Passage shown
Stanislav Galić (Serbian Cyrillic: Станислав Галић; born 12 March 1943) is a Bosnian Serb soldier and former commander of the Sarajevo-Romanija Corps of the Army of Republika Srpska (VRS) during the War in Bosnia and Herzegovina. He was convicted of Terror as a Crime against humanity, and murder as violations of the laws and customs of War, for his part in the Siege of Sarajevo.

Background
Galić was born in the hamlet of Goleš, in the municipality of Banja Luka, Bosnia and Herzegovina. Prior to the beginning of the war he was an officer in the Yugoslav National Army. On 7 September 1992 he became the commander of the Sarajevo-Romanija Corps (Sarajevsko-romanijski korpus), the unit of the VRS which besieged Sarajevo, the capital of Bosnia and Herzegovina. Galić remained commander of the SRK until 10 August 1994 which is when he was replaced by Dragomir Milošević.

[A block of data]
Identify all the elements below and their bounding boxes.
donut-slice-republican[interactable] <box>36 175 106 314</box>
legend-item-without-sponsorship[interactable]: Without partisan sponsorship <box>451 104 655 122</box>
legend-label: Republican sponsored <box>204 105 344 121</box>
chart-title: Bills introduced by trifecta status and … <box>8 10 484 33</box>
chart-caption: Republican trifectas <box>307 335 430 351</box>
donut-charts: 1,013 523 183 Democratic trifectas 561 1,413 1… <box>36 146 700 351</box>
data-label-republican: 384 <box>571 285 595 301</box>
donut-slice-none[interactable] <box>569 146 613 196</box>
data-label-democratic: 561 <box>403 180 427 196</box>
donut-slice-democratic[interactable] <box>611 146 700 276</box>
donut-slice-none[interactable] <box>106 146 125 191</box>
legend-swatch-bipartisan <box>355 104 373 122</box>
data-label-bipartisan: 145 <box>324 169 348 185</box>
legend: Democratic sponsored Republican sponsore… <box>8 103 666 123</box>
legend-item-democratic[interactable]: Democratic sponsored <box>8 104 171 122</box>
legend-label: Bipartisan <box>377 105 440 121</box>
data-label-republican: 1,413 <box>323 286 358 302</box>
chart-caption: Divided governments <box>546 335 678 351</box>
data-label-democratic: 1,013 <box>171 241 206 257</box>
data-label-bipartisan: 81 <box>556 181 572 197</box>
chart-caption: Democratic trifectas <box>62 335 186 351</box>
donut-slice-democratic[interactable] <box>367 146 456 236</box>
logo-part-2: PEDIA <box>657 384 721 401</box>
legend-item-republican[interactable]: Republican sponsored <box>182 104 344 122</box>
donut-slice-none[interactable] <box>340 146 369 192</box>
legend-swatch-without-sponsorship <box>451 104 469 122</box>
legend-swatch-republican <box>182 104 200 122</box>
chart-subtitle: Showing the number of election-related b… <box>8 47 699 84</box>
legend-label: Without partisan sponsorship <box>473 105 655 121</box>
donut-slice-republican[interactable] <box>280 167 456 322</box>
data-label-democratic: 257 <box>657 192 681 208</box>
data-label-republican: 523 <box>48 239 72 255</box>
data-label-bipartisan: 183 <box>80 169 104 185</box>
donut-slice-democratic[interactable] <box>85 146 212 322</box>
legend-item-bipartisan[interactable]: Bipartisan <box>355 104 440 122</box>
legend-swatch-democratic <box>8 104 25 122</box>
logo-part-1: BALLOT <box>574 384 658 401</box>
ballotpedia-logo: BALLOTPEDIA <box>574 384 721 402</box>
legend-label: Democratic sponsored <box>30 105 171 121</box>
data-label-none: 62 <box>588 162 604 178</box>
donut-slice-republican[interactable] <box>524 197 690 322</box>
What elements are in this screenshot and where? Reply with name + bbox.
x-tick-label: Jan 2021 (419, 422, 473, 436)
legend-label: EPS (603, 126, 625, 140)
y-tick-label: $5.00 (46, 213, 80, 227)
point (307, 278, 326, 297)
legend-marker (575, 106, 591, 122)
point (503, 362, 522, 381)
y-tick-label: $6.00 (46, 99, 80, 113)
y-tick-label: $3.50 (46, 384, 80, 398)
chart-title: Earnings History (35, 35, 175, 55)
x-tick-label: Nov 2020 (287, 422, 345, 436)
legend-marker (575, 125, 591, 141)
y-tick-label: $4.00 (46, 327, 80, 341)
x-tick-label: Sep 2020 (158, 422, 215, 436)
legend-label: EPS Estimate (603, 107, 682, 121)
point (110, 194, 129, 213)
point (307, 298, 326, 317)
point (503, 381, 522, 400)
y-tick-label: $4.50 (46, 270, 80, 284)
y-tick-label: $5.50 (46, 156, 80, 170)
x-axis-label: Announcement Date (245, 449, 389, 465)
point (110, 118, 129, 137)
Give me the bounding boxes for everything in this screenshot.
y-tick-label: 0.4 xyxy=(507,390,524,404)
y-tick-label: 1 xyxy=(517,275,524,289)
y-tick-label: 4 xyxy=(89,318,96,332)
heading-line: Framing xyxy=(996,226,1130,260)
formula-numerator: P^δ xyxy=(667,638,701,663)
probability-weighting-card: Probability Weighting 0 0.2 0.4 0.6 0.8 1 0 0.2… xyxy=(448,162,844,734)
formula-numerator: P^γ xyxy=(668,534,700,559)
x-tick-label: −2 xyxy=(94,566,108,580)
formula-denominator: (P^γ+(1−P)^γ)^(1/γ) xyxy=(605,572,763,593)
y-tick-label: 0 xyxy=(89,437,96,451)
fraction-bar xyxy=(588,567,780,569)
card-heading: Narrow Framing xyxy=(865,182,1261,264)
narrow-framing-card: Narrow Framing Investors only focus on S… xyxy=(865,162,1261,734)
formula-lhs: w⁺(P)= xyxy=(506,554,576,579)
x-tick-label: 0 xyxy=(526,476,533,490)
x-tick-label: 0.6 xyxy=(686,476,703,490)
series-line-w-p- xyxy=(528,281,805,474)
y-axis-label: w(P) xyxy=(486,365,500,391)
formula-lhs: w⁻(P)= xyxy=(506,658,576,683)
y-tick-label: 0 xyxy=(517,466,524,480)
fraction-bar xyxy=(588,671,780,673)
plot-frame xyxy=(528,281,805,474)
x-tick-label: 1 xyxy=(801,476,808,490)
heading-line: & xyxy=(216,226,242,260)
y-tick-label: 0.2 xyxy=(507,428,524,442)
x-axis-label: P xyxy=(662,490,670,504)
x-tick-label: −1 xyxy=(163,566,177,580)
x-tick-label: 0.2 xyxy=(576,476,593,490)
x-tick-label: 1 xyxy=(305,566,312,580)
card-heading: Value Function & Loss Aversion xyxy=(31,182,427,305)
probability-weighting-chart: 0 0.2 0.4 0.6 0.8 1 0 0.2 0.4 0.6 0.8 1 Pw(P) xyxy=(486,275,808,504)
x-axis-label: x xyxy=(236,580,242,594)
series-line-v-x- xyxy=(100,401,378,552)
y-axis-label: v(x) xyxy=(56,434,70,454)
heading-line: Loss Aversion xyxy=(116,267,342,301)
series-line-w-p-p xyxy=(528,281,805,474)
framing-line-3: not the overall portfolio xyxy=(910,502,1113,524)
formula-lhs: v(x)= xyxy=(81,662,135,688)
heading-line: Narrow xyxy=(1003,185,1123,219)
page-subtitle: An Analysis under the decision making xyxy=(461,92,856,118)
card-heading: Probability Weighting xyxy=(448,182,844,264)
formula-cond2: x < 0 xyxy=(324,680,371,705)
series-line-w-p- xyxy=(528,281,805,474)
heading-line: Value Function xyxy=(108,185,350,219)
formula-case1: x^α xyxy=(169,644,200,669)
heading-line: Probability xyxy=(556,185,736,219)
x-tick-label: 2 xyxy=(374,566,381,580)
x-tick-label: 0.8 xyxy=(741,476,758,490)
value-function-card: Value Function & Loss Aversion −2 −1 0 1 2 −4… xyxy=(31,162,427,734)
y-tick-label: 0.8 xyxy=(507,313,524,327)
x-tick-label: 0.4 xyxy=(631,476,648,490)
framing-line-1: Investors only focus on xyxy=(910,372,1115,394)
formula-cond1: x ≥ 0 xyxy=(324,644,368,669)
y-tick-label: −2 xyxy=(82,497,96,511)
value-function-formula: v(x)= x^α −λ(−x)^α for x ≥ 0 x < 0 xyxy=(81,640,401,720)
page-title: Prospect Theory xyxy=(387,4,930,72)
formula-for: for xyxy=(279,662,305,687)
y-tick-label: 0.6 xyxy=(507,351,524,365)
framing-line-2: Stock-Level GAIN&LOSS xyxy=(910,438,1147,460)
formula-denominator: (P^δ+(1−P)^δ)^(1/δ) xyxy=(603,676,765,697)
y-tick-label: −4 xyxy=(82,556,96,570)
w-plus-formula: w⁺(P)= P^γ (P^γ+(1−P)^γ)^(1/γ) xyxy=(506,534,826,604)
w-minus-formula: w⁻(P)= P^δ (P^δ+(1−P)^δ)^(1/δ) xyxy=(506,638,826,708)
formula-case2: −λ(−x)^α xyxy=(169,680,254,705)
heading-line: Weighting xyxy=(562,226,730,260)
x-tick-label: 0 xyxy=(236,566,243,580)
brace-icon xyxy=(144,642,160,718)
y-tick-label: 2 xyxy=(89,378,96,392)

Task set
1 - Quote from the Stanislav Galić biography, word for word, starting with "Stanislav Galić (Serbian" and going on through "Siege of Sarajevo.".
2 - Which full calendar dates (day, month and year) appear in the Stanislav Galić biography?
3 - Carry the Stanislav Galić biography forward from its last sentence.

Results in order
1 -
Stanislav Galić (Serbian Cyrillic: Станислав Галић; born 12 March 1943) is a Bosnian Serb soldier and former commander of the Sarajevo-Romanija Corps of the Army of Republika Srpska (VRS) during the War in Bosnia and Herzegovina. He was convicted of Terror as a Crime against humanity, and murder as violations of the laws and customs of War, for his part in the Siege of Sarajevo.

2 -
12 March 1943
7 September 1992
10 August 1994

3 -
War crimes
In 1998 the International Criminal Tribunal for the Former Yugoslavia indicted Galić on the basis of individual responsibility on charges of murder, inhumane acts other than murder, crimes against humanity, unlawfully inflicting terror upon civilians, attacks on civilians and violations of the laws and customs of war. The indictment was sealed until Galić was arrested by the British SAS on 20 December 1999. On 5 December  2003, his trial ended in a conviction and a 20-year sentence for the shelling and sniping of Sarajevo. Galić appealed the judgement. On 30 November 2006, his appeal was rejected and the appeals chamber extended his sentence from 20 years to life imprisonment. He was taken to Germany to serve his sentence.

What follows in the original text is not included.